Trecho –
Enquanto Rádios, Tvs, Jornais ocupam nossas mentes, com as histórias do traficante fuzilado na Indonésia, sobre as quais vemos reverberadas nos “faces da vida”….

Enquanto essa mesma mídia ocupa nossas mentes com as versões do recém ato de terrorismo na França, nos compelindo a mudar de “identidade” publicamente…

Trago algumas questões pra gente refletir. Sei que não são “novidades”, mas é que às vezes, periga  entrarem na conta do “ isso é natural, a gente já sabe, a gente não pode fazer nada…”. Mas será que a gente não pode fazer mais?

Passam ao largo em nosso Estado e de resto, no país, situações confrontadoras dos direitos humanos que exigiriam, estas sim, “pedidos de clemência” em seus mais largos significados (humanidade, bondade, comiseração), para um contingente enorme de mulheres, crianças e homens do semiárido, cujo destino se vê sem perspectivas diante da crueldade de um estado de calamidade há muito anunciado, mas até hoje vulgarmente tratado pelo poder público.

Levas de pessoas, que ainda sobrevivem com rasos vasos de água barrenta e podre, enquanto o novo governador do Ceará vai continuar entregando água à Térmica do Pecém, pela metade do preço.

Requisito A – Reproduza do trecho, sem qualquer alteração, a parte começando em "Passam ao largo" e seguindo até "pelo poder público.".
Requisito B –
As afirmações a seguir estão de acordo com o trecho? Responda sim ou não a cada uma, citando literalmente as palavras do trecho que decidem a resposta.
(i) O novo governador do Ceará vai continuar entregando água à Térmica do Pecém pela metade do preço.
(ii) O ato de terrorismo mencionado ocorreu na Indonésia.
(iii) O estado de calamidade no semiárido foi anunciado há pouco tempo.

Material fornecido –
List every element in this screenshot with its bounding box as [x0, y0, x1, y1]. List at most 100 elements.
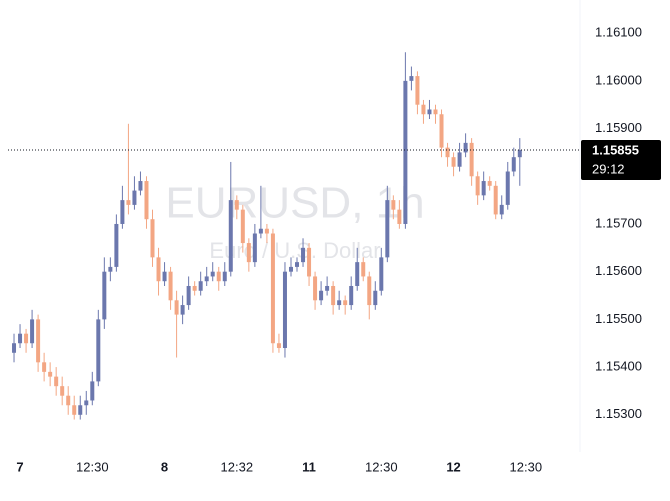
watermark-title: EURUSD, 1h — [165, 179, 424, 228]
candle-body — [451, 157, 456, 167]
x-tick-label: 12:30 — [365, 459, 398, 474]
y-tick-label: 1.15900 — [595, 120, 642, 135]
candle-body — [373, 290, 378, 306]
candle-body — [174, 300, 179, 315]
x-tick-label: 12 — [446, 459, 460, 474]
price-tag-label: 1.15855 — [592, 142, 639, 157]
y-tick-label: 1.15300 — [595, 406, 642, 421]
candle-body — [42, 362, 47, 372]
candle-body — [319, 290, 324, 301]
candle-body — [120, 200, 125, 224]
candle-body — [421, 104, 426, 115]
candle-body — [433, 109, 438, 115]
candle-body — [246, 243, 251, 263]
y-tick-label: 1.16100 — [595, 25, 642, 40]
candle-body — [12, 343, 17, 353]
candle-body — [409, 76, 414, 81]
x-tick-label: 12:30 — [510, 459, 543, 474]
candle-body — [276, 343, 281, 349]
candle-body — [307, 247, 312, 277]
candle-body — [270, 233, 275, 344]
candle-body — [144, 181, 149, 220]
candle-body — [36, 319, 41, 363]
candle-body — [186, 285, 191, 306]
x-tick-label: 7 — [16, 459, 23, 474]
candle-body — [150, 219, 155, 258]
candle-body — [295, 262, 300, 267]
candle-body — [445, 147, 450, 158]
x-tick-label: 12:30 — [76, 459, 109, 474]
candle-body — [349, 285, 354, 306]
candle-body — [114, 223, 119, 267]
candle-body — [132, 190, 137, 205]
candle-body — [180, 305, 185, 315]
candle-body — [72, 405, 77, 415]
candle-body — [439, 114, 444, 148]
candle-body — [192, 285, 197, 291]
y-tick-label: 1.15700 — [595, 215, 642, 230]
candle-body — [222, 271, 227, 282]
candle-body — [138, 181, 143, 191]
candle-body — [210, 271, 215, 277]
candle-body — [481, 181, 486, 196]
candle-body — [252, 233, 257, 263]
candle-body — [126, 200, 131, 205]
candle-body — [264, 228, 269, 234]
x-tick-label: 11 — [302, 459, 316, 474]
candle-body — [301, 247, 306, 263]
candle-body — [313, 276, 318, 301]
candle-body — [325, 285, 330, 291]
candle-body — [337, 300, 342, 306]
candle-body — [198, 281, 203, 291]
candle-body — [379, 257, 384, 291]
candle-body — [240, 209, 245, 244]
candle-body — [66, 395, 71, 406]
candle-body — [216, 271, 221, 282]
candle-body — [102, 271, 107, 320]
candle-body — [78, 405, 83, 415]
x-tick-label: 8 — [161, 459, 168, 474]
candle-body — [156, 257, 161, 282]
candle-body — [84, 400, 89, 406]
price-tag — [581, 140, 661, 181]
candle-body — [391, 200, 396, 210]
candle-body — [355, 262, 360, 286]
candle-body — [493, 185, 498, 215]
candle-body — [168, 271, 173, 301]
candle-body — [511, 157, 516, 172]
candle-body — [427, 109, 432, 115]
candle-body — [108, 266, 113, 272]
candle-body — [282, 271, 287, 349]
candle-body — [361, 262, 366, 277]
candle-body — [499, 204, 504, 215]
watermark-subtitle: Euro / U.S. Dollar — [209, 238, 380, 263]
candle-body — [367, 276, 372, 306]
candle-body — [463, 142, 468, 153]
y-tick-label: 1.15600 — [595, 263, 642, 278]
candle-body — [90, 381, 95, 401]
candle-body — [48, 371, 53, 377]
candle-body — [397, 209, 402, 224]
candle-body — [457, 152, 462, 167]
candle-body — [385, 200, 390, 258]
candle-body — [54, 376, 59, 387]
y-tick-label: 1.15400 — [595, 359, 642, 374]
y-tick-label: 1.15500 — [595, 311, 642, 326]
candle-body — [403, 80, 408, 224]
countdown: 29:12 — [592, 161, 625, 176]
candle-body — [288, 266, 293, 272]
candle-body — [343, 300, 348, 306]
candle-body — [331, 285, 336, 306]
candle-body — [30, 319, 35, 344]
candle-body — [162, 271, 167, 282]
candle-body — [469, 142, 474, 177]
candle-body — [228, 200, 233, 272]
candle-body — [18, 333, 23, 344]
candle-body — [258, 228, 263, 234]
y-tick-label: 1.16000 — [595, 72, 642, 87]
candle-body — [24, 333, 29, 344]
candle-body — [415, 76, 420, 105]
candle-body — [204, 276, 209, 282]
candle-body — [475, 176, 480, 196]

Resposta completa A –
Passam ao largo em nosso Estado e de resto, no país, situações confrontadoras dos direitos humanos que exigiriam, estas sim, “pedidos de clemência” em seus mais largos significados (humanidade, bondade, comiseração), para um contingente enorme de mulheres, crianças e homens do semiárido, cujo destino se vê sem perspectivas diante da crueldade de um estado de calamidade há muito anunciado, mas até hoje vulgarmente tratado pelo poder público.

Resposta completa B –
(i) Sim: "o novo governador do Ceará vai continuar entregando água à Térmica do Pecém, pela metade do preço".
(ii) Não: "recém ato de terrorismo na França".
(iii) Não: "um estado de calamidade há muito anunciado".